* [Work to complete]:
Pick out all lines of the entries that include the word "niệm" and copy them.

Collected data
=====

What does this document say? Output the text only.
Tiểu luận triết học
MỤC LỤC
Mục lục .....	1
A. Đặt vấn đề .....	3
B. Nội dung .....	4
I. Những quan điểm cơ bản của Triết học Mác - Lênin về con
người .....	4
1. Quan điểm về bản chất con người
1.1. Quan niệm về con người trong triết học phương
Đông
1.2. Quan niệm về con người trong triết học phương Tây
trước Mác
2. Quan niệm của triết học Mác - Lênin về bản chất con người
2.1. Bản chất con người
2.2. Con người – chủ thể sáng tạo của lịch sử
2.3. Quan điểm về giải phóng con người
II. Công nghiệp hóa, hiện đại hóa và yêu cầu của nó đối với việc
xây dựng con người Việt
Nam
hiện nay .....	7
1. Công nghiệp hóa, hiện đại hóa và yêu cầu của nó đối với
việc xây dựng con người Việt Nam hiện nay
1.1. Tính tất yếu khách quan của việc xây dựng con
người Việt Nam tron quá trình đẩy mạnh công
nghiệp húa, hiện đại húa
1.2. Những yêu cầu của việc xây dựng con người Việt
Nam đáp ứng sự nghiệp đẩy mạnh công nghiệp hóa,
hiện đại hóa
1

=====

* [Expected output]:
1.1. Quan niệm về con người trong triết học phương
1.2. Quan niệm về con người trong triết học phương Tây
2. Quan niệm của triết học Mác - Lênin về bản chất con người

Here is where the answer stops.